▸ **EXERCISE DETAILS**
The entries below need to be written out exactly, with no pictures included.

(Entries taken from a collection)
····················
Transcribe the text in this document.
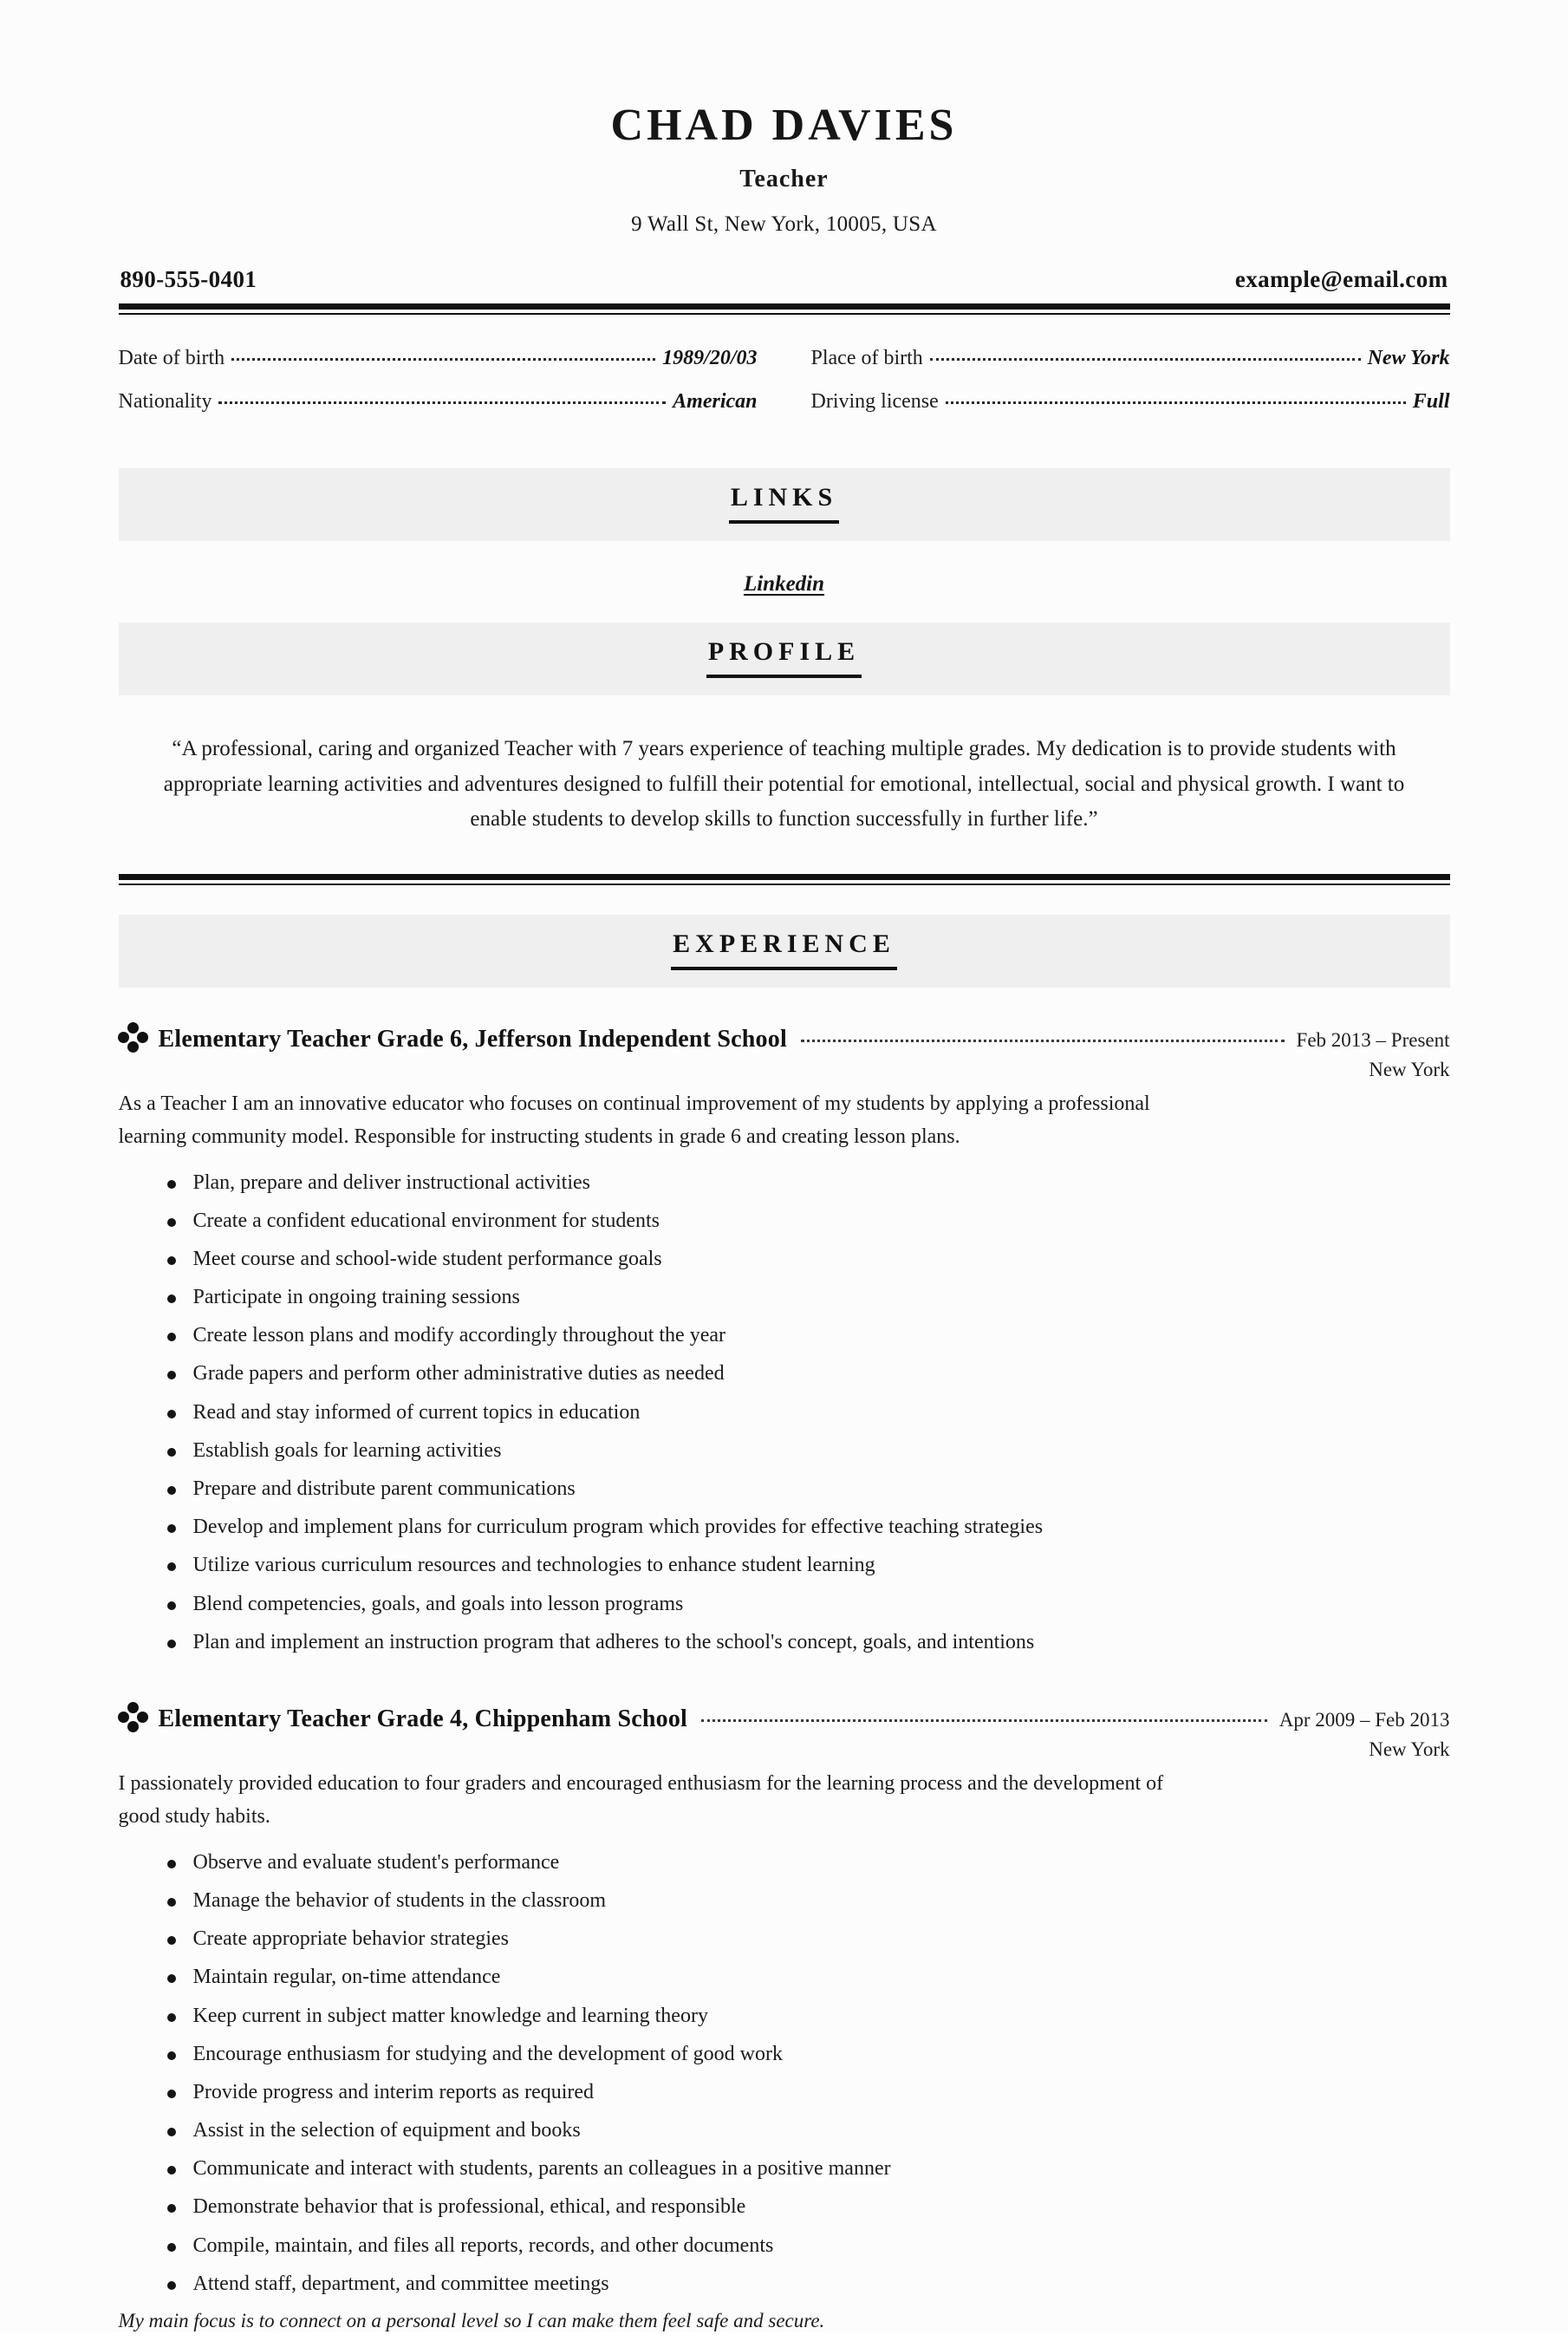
CHAD DAVIES
Teacher
9 Wall St, New York, 10005, USA
890-555-0401	example@email.com
Date of birth	1989/20/03
Nationality	American
Place of birth	New York
Driving license	Full
LINKS
Linkedin
PROFILE
“A professional, caring and organized Teacher with 7 years experience of teaching multiple grades. My dedication is to provide students with appropriate learning activities and adventures designed to fulfill their potential for emotional, intellectual, social and physical growth. I want to enable students to develop skills to function successfully in further life.”
EXPERIENCE
Elementary Teacher Grade 6, Jefferson Independent School	Feb 2013 – Present
New York

As a Teacher I am an innovative educator who focuses on continual improvement of my students by applying a professional learning community model. Responsible for instructing students in grade 6 and creating lesson plans.

Plan, prepare and deliver instructional activities
Create a confident educational environment for students
Meet course and school-wide student performance goals
Participate in ongoing training sessions
Create lesson plans and modify accordingly throughout the year
Grade papers and perform other administrative duties as needed
Read and stay informed of current topics in education
Establish goals for learning activities
Prepare and distribute parent communications
Develop and implement plans for curriculum program which provides for effective teaching strategies
Utilize various curriculum resources and technologies to enhance student learning
Blend competencies, goals, and goals into lesson programs
Plan and implement an instruction program that adheres to the school's concept, goals, and intentions
Elementary Teacher Grade 4, Chippenham School	Apr 2009 – Feb 2013
New York

I passionately provided education to four graders and encouraged enthusiasm for the learning process and the development of good study habits.

Observe and evaluate student's performance
Manage the behavior of students in the classroom
Create appropriate behavior strategies
Maintain regular, on-time attendance
Keep current in subject matter knowledge and learning theory
Encourage enthusiasm for studying and the development of good work
Provide progress and interim reports as required
Assist in the selection of equipment and books
Communicate and interact with students, parents an colleagues in a positive manner
Demonstrate behavior that is professional, ethical, and responsible
Compile, maintain, and files all reports, records, and other documents
Attend staff, department, and committee meetings

My main focus is to connect on a personal level so I can make them feel safe and secure.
····················
▸ **COMPLETE OUTPUT**
Transcribe the text in this document.
CHAD DAVIES
Teacher
9 Wall St, New York, 10005, USA
890-555-0401	example@email.com
Date of birth	1989/20/03
Nationality	American
Place of birth	New York
Driving license	Full
LINKS
Linkedin
PROFILE
“A professional, caring and organized Teacher with 7 years experience of teaching multiple grades. My dedication is to provide students with appropriate learning activities and adventures designed to fulfill their potential for emotional, intellectual, social and physical growth. I want to enable students to develop skills to function successfully in further life.”
EXPERIENCE
Elementary Teacher Grade 6, Jefferson Independent School	Feb 2013 – Present
New York

As a Teacher I am an innovative educator who focuses on continual improvement of my students by applying a professional learning community model. Responsible for instructing students in grade 6 and creating lesson plans.

Plan, prepare and deliver instructional activities
Create a confident educational environment for students
Meet course and school-wide student performance goals
Participate in ongoing training sessions
Create lesson plans and modify accordingly throughout the year
Grade papers and perform other administrative duties as needed
Read and stay informed of current topics in education
Establish goals for learning activities
Prepare and distribute parent communications
Develop and implement plans for curriculum program which provides for effective teaching strategies
Utilize various curriculum resources and technologies to enhance student learning
Blend competencies, goals, and goals into lesson programs
Plan and implement an instruction program that adheres to the school's concept, goals, and intentions
Elementary Teacher Grade 4, Chippenham School	Apr 2009 – Feb 2013
New York

I passionately provided education to four graders and encouraged enthusiasm for the learning process and the development of good study habits.

Observe and evaluate student's performance
Manage the behavior of students in the classroom
Create appropriate behavior strategies
Maintain regular, on-time attendance
Keep current in subject matter knowledge and learning theory
Encourage enthusiasm for studying and the development of good work
Provide progress and interim reports as required
Assist in the selection of equipment and books
Communicate and interact with students, parents an colleagues in a positive manner
Demonstrate behavior that is professional, ethical, and responsible
Compile, maintain, and files all reports, records, and other documents
Attend staff, department, and committee meetings

My main focus is to connect on a personal level so I can make them feel safe and secure.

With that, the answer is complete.